Extracted records:
※ ※ ※

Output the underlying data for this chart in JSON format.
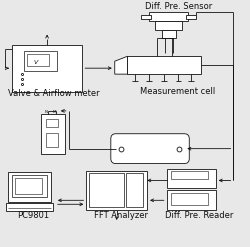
{
  "bg_color": "#e8e8e8",
  "fig_bg": "#e8e8e8",
  "labels": {
    "diff_pre_sensor": "Diff. Pre. Sensor",
    "measurement_cell": "Measurement cell",
    "valve_airflow": "Valve & Airflow meter",
    "pc9801": "PC9801",
    "fft_analyzer": "FFT Analyzer",
    "diff_pre_reader": "Diff. Pre. Reader"
  },
  "font_size": 6.0
}
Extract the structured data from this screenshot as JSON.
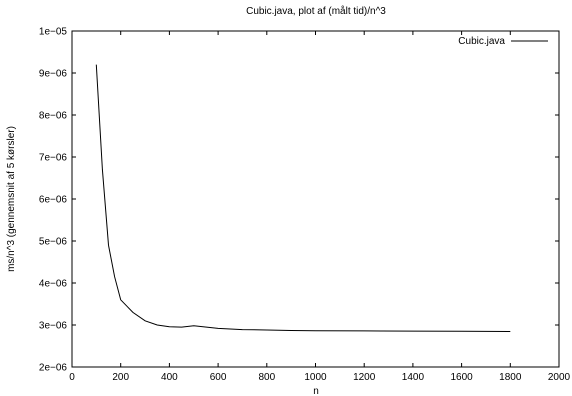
{
  "chart_data": {
    "type": "line",
    "title": "Cubic.java, plot af (målt tid)/n^3",
    "xlabel": "n",
    "ylabel": "ms/n^3 (gennemsnit af 5 kørsler)",
    "xlim": [
      0,
      2000
    ],
    "ylim": [
      2e-06,
      1e-05
    ],
    "x_ticks": [
      0,
      200,
      400,
      600,
      800,
      1000,
      1200,
      1400,
      1600,
      1800,
      2000
    ],
    "x_tick_labels": [
      "0",
      "200",
      "400",
      "600",
      "800",
      "1000",
      "1200",
      "1400",
      "1600",
      "1800",
      "2000"
    ],
    "y_ticks": [
      2e-06,
      3e-06,
      4e-06,
      5e-06,
      6e-06,
      7e-06,
      8e-06,
      9e-06,
      1e-05
    ],
    "y_tick_labels": [
      "2e−06",
      "3e−06",
      "4e−06",
      "5e−06",
      "6e−06",
      "7e−06",
      "8e−06",
      "9e−06",
      "1e−05"
    ],
    "grid": false,
    "legend": "top-right",
    "series": [
      {
        "name": "Cubic.java",
        "color": "#000000",
        "x": [
          100,
          125,
          150,
          175,
          200,
          250,
          300,
          350,
          400,
          450,
          500,
          600,
          700,
          800,
          900,
          1000,
          1200,
          1400,
          1600,
          1800
        ],
        "y": [
          9.2e-06,
          6.7e-06,
          4.9e-06,
          4.15e-06,
          3.6e-06,
          3.3e-06,
          3.1e-06,
          3e-06,
          2.96e-06,
          2.95e-06,
          2.98e-06,
          2.92e-06,
          2.89e-06,
          2.88e-06,
          2.87e-06,
          2.865e-06,
          2.86e-06,
          2.855e-06,
          2.85e-06,
          2.845e-06
        ]
      }
    ]
  }
}
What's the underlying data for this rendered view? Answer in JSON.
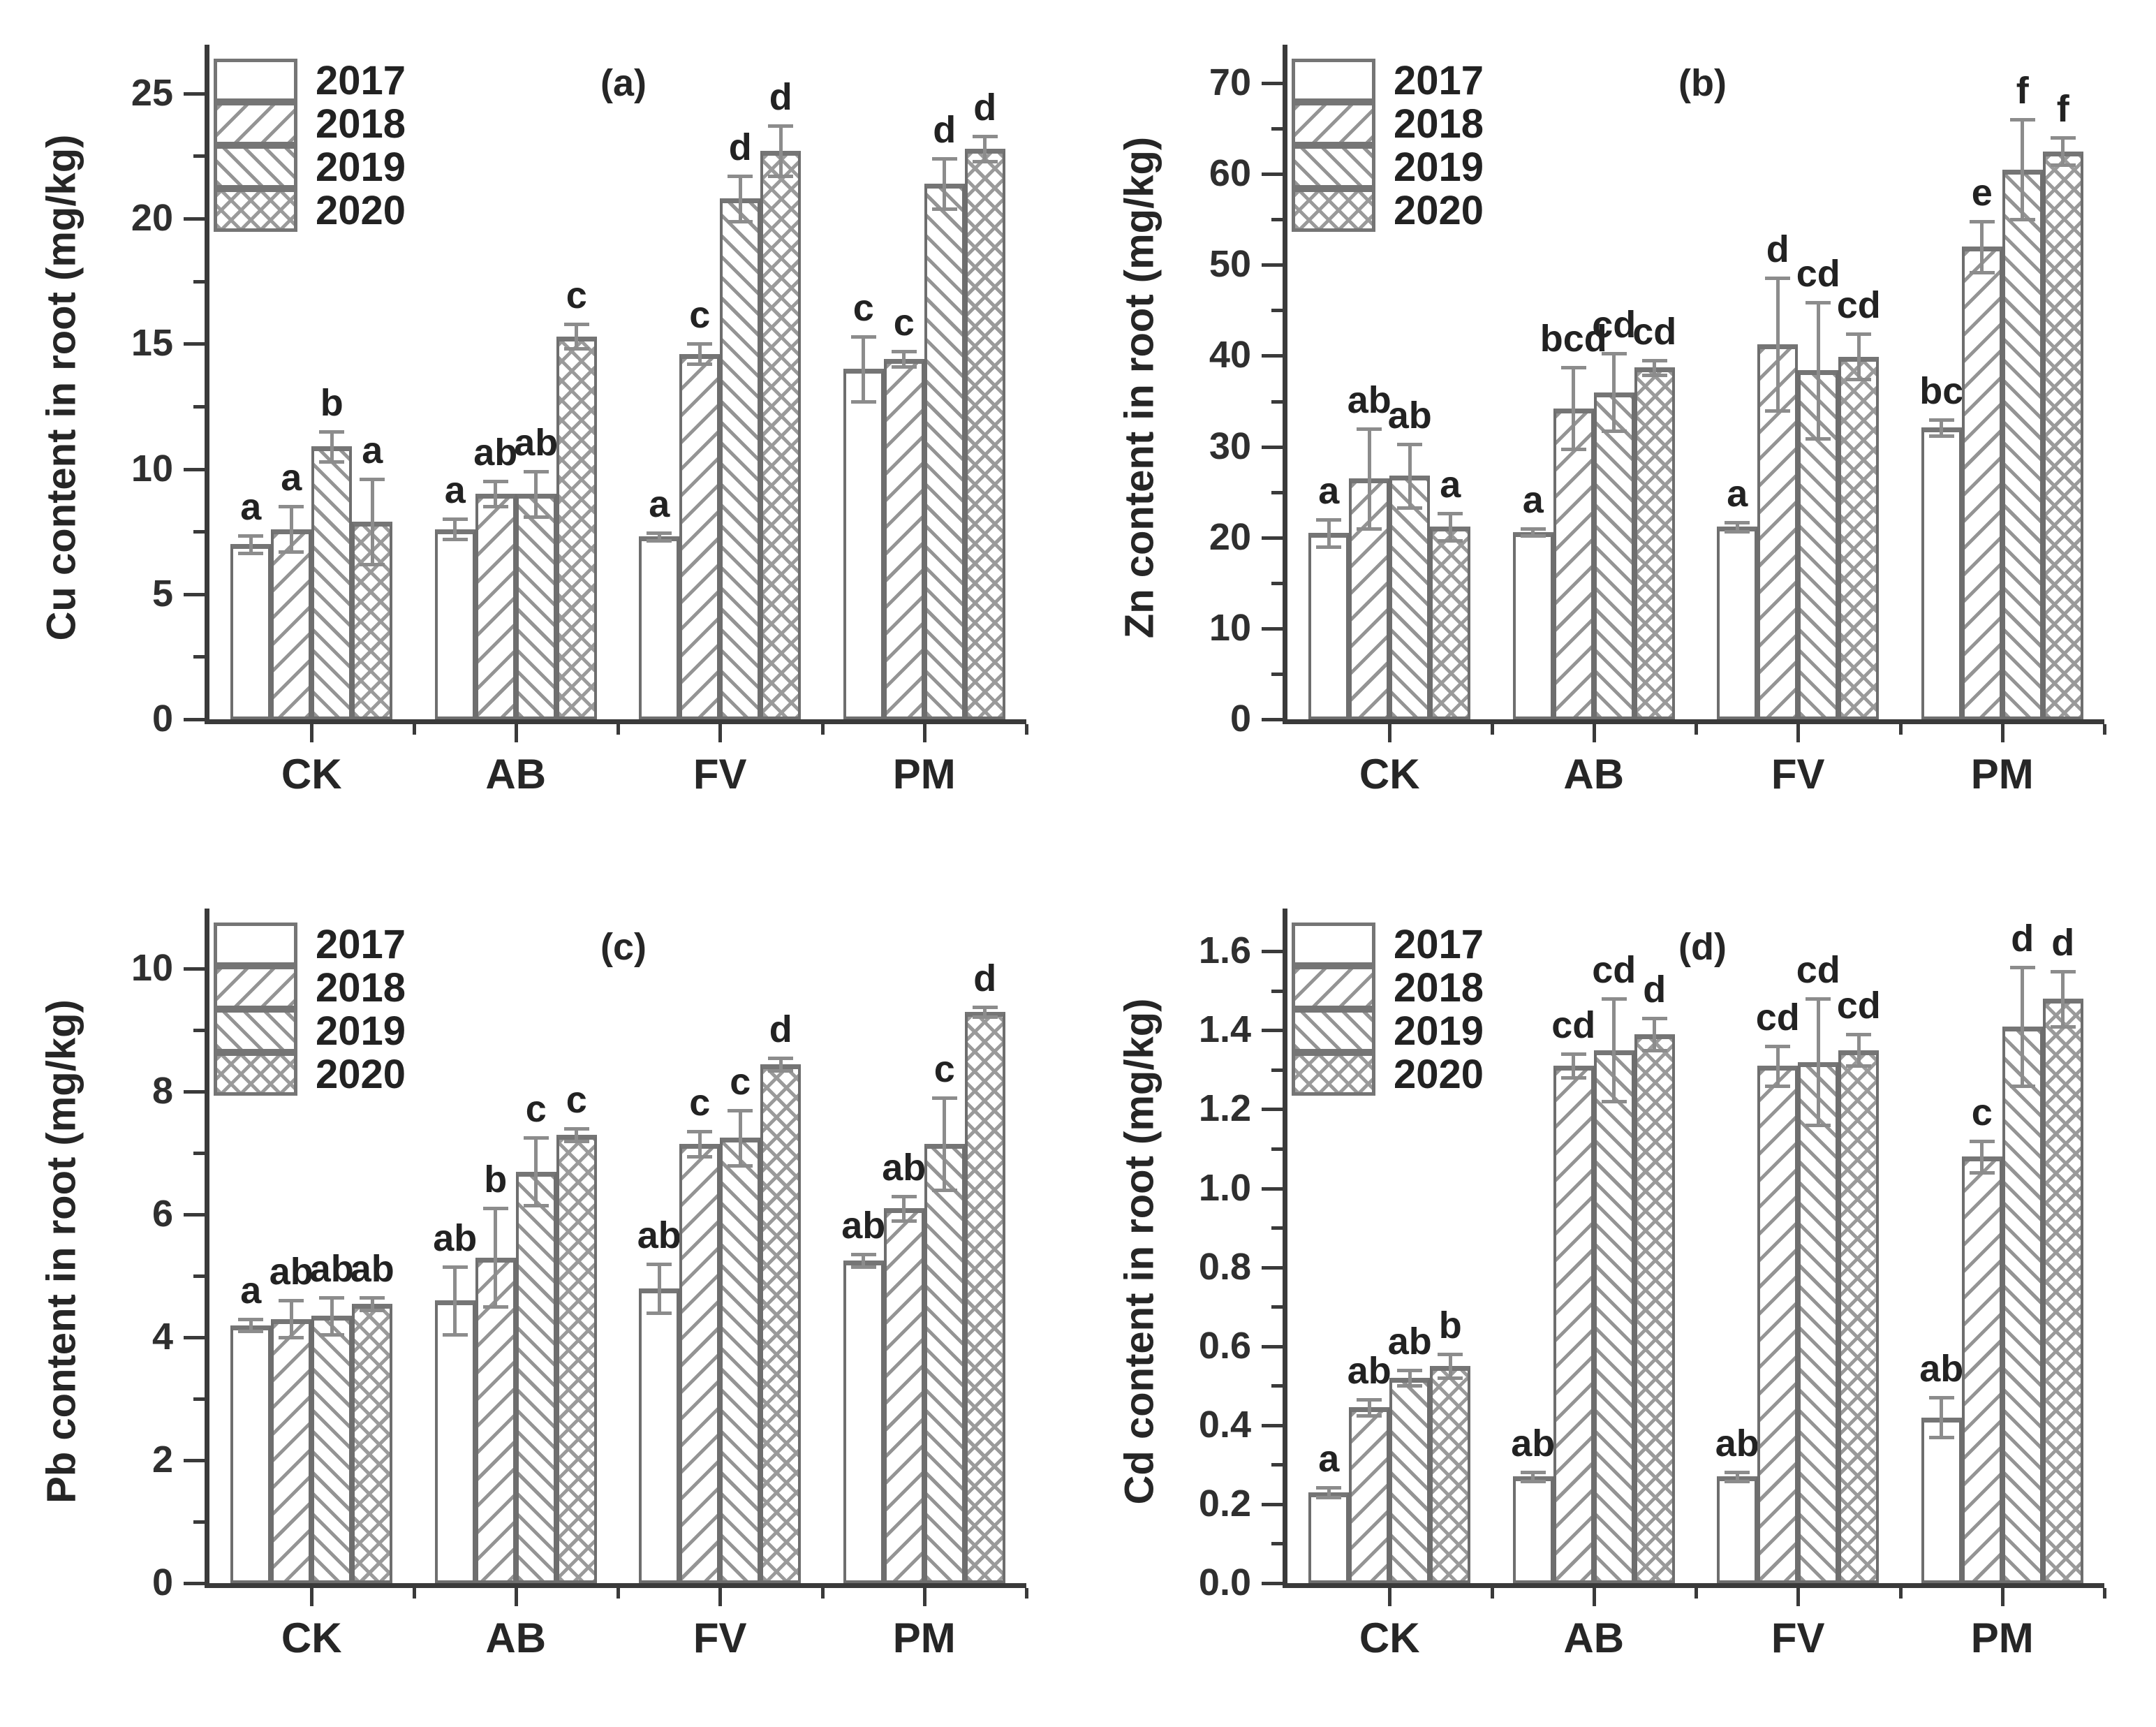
{
  "colors": {
    "background": "#ffffff",
    "ink": "#3a3a3a",
    "bar_outline": "#6e6e6e",
    "hatch_line": "#949494",
    "error_bar": "#8c8c8c"
  },
  "legend_years": [
    "2017",
    "2018",
    "2019",
    "2020"
  ],
  "chart_data": [
    {
      "type": "bar",
      "panel_label": "(a)",
      "ylabel": "Cu content in root (mg/kg)",
      "xlabel": "",
      "categories": [
        "CK",
        "AB",
        "FV",
        "PM"
      ],
      "ylim": [
        0,
        26.5
      ],
      "ytick_values": [
        0,
        5,
        10,
        15,
        20,
        25
      ],
      "yticks": [
        "0",
        "5",
        "10",
        "15",
        "20",
        "25"
      ],
      "minor_step": 2.5,
      "grid": false,
      "legend_position": "top-left",
      "series": [
        {
          "name": "2017",
          "hatch": "none",
          "values": [
            7.0,
            7.6,
            7.3,
            14.0
          ],
          "errors": [
            0.35,
            0.4,
            0.15,
            1.3
          ],
          "letters": [
            "a",
            "a",
            "a",
            "c"
          ]
        },
        {
          "name": "2018",
          "hatch": "diagonal-up",
          "values": [
            7.6,
            9.0,
            14.6,
            14.4
          ],
          "errors": [
            0.9,
            0.5,
            0.4,
            0.3
          ],
          "letters": [
            "a",
            "ab",
            "c",
            "c"
          ]
        },
        {
          "name": "2019",
          "hatch": "diagonal-down",
          "values": [
            10.9,
            9.0,
            20.8,
            21.4
          ],
          "errors": [
            0.6,
            0.9,
            0.9,
            1.0
          ],
          "letters": [
            "b",
            "ab",
            "d",
            "d"
          ]
        },
        {
          "name": "2020",
          "hatch": "cross",
          "values": [
            7.9,
            15.3,
            22.7,
            22.8
          ],
          "errors": [
            1.7,
            0.5,
            1.0,
            0.5
          ],
          "letters": [
            "a",
            "c",
            "d",
            "d"
          ]
        }
      ]
    },
    {
      "type": "bar",
      "panel_label": "(b)",
      "ylabel": "Zn content in root (mg/kg)",
      "xlabel": "",
      "categories": [
        "CK",
        "AB",
        "FV",
        "PM"
      ],
      "ylim": [
        0,
        73
      ],
      "ytick_values": [
        0,
        10,
        20,
        30,
        40,
        50,
        60,
        70
      ],
      "yticks": [
        "0",
        "10",
        "20",
        "30",
        "40",
        "50",
        "60",
        "70"
      ],
      "minor_step": 5,
      "grid": false,
      "legend_position": "top-left",
      "series": [
        {
          "name": "2017",
          "hatch": "none",
          "values": [
            20.5,
            20.6,
            21.2,
            32.1
          ],
          "errors": [
            1.5,
            0.4,
            0.5,
            0.9
          ],
          "letters": [
            "a",
            "a",
            "a",
            "bc"
          ]
        },
        {
          "name": "2018",
          "hatch": "diagonal-up",
          "values": [
            26.5,
            34.2,
            41.3,
            52.0
          ],
          "errors": [
            5.5,
            4.5,
            7.3,
            2.8
          ],
          "letters": [
            "ab",
            "bcd",
            "d",
            "e"
          ]
        },
        {
          "name": "2019",
          "hatch": "diagonal-down",
          "values": [
            26.8,
            36.0,
            38.4,
            60.5
          ],
          "errors": [
            3.5,
            4.3,
            7.5,
            5.5
          ],
          "letters": [
            "ab",
            "cd",
            "cd",
            "f"
          ]
        },
        {
          "name": "2020",
          "hatch": "cross",
          "values": [
            21.2,
            38.7,
            39.9,
            62.5
          ],
          "errors": [
            1.5,
            0.8,
            2.5,
            1.5
          ],
          "letters": [
            "a",
            "cd",
            "cd",
            "f"
          ]
        }
      ]
    },
    {
      "type": "bar",
      "panel_label": "(c)",
      "ylabel": "Pb content in root (mg/kg)",
      "xlabel": "",
      "categories": [
        "CK",
        "AB",
        "FV",
        "PM"
      ],
      "ylim": [
        0,
        10.8
      ],
      "ytick_values": [
        0,
        2,
        4,
        6,
        8,
        10
      ],
      "yticks": [
        "0",
        "2",
        "4",
        "6",
        "8",
        "10"
      ],
      "minor_step": 1,
      "grid": false,
      "legend_position": "top-left",
      "series": [
        {
          "name": "2017",
          "hatch": "none",
          "values": [
            4.2,
            4.6,
            4.8,
            5.25
          ],
          "errors": [
            0.1,
            0.55,
            0.4,
            0.1
          ],
          "letters": [
            "a",
            "ab",
            "ab",
            "ab"
          ]
        },
        {
          "name": "2018",
          "hatch": "diagonal-up",
          "values": [
            4.3,
            5.3,
            7.15,
            6.1
          ],
          "errors": [
            0.3,
            0.8,
            0.2,
            0.2
          ],
          "letters": [
            "ab",
            "b",
            "c",
            "ab"
          ]
        },
        {
          "name": "2019",
          "hatch": "diagonal-down",
          "values": [
            4.35,
            6.7,
            7.25,
            7.15
          ],
          "errors": [
            0.3,
            0.55,
            0.45,
            0.75
          ],
          "letters": [
            "ab",
            "c",
            "c",
            "c"
          ]
        },
        {
          "name": "2020",
          "hatch": "cross",
          "values": [
            4.55,
            7.3,
            8.45,
            9.3
          ],
          "errors": [
            0.1,
            0.1,
            0.1,
            0.08
          ],
          "letters": [
            "ab",
            "c",
            "d",
            "d"
          ]
        }
      ]
    },
    {
      "type": "bar",
      "panel_label": "(d)",
      "ylabel": "Cd content in root (mg/kg)",
      "xlabel": "",
      "categories": [
        "CK",
        "AB",
        "FV",
        "PM"
      ],
      "ylim": [
        0,
        1.68
      ],
      "ytick_values": [
        0,
        0.2,
        0.4,
        0.6,
        0.8,
        1.0,
        1.2,
        1.4,
        1.6
      ],
      "yticks": [
        "0.0",
        "0.2",
        "0.4",
        "0.6",
        "0.8",
        "1.0",
        "1.2",
        "1.4",
        "1.6"
      ],
      "minor_step": 0.1,
      "grid": false,
      "legend_position": "top-left",
      "series": [
        {
          "name": "2017",
          "hatch": "none",
          "values": [
            0.23,
            0.27,
            0.27,
            0.42
          ],
          "errors": [
            0.012,
            0.012,
            0.012,
            0.05
          ],
          "letters": [
            "a",
            "ab",
            "ab",
            "ab"
          ]
        },
        {
          "name": "2018",
          "hatch": "diagonal-up",
          "values": [
            0.445,
            1.31,
            1.31,
            1.08
          ],
          "errors": [
            0.02,
            0.03,
            0.05,
            0.04
          ],
          "letters": [
            "ab",
            "cd",
            "cd",
            "c"
          ]
        },
        {
          "name": "2019",
          "hatch": "diagonal-down",
          "values": [
            0.52,
            1.35,
            1.32,
            1.41
          ],
          "errors": [
            0.02,
            0.13,
            0.16,
            0.15
          ],
          "letters": [
            "ab",
            "cd",
            "cd",
            "d"
          ]
        },
        {
          "name": "2020",
          "hatch": "cross",
          "values": [
            0.55,
            1.39,
            1.35,
            1.48
          ],
          "errors": [
            0.03,
            0.04,
            0.04,
            0.07
          ],
          "letters": [
            "b",
            "d",
            "cd",
            "d"
          ]
        }
      ]
    }
  ]
}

※ ※ ※

Each line in the listing above that contains "this" should be copied.

THE ANSWER:
Output the underlying data for this chart in JSON format.
Extract the structured data from this screenshot as JSON.
What's the underlying data for this rendered view? Answer in JSON.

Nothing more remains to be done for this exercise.